REQUIREMENTS -
Make an exact copy of the records, with the pictures left out.

EXTRACTED INFORMATION -
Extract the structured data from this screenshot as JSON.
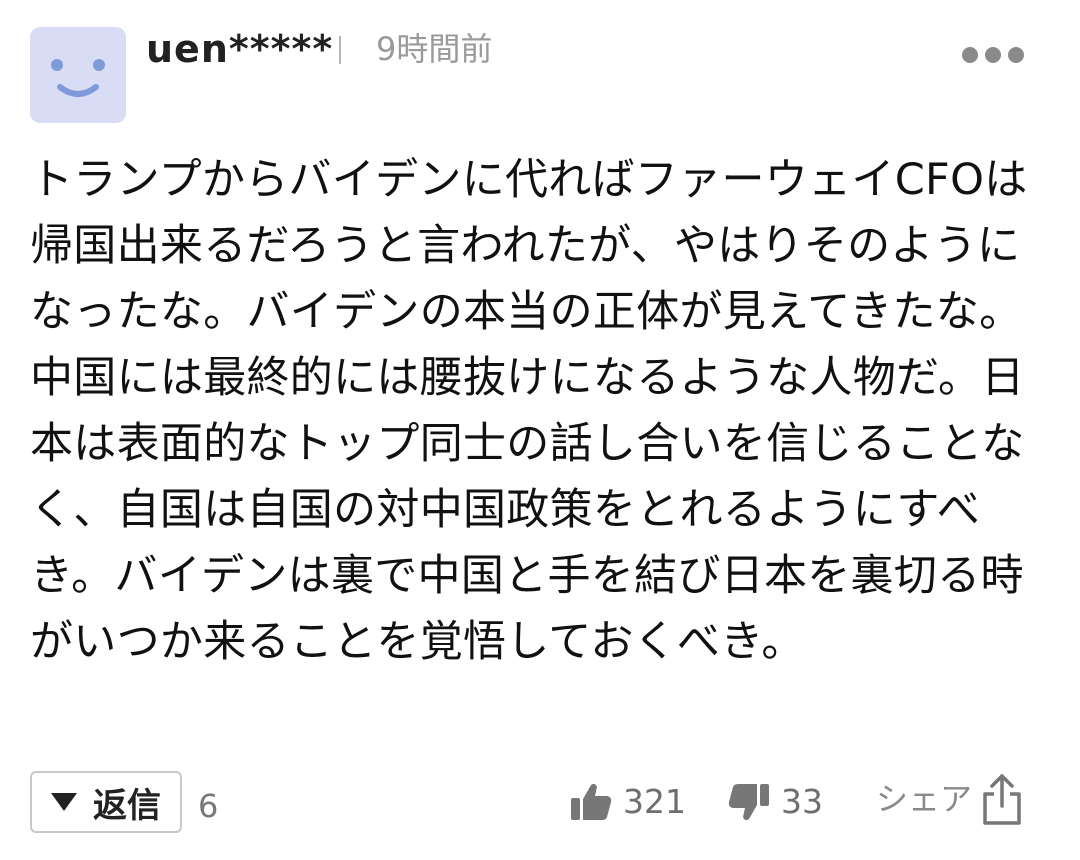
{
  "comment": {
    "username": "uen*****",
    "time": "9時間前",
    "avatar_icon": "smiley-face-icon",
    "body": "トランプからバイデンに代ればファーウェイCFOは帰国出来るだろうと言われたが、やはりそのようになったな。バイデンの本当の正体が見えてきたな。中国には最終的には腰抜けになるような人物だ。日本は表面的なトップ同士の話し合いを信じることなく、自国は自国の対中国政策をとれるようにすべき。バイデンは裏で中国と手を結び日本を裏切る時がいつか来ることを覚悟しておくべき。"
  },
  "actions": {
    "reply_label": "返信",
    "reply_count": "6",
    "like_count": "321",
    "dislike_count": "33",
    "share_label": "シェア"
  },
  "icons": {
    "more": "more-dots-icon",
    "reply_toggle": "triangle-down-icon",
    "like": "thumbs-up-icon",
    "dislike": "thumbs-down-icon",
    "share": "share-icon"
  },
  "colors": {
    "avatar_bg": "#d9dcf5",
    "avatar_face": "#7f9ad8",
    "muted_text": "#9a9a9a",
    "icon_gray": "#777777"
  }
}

TASK OUTPUT -
Extract the structured data from this screenshot as JSON.
{
  "comment": {
    "username": "uen*****",
    "time": "9時間前",
    "avatar_icon": "smiley-face-icon",
    "body": "トランプからバイデンに代ればファーウェイCFOは帰国出来るだろうと言われたが、やはりそのようになったな。バイデンの本当の正体が見えてきたな。中国には最終的には腰抜けになるような人物だ。日本は表面的なトップ同士の話し合いを信じることなく、自国は自国の対中国政策をとれるようにすべき。バイデンは裏で中国と手を結び日本を裏切る時がいつか来ることを覚悟しておくべき。"
  },
  "actions": {
    "reply_label": "返信",
    "reply_count": "6",
    "like_count": "321",
    "dislike_count": "33",
    "share_label": "シェア"
  },
  "icons": {
    "more": "more-dots-icon",
    "reply_toggle": "triangle-down-icon",
    "like": "thumbs-up-icon",
    "dislike": "thumbs-down-icon",
    "share": "share-icon"
  },
  "colors": {
    "avatar_bg": "#d9dcf5",
    "avatar_face": "#7f9ad8",
    "muted_text": "#9a9a9a",
    "icon_gray": "#777777"
  }
}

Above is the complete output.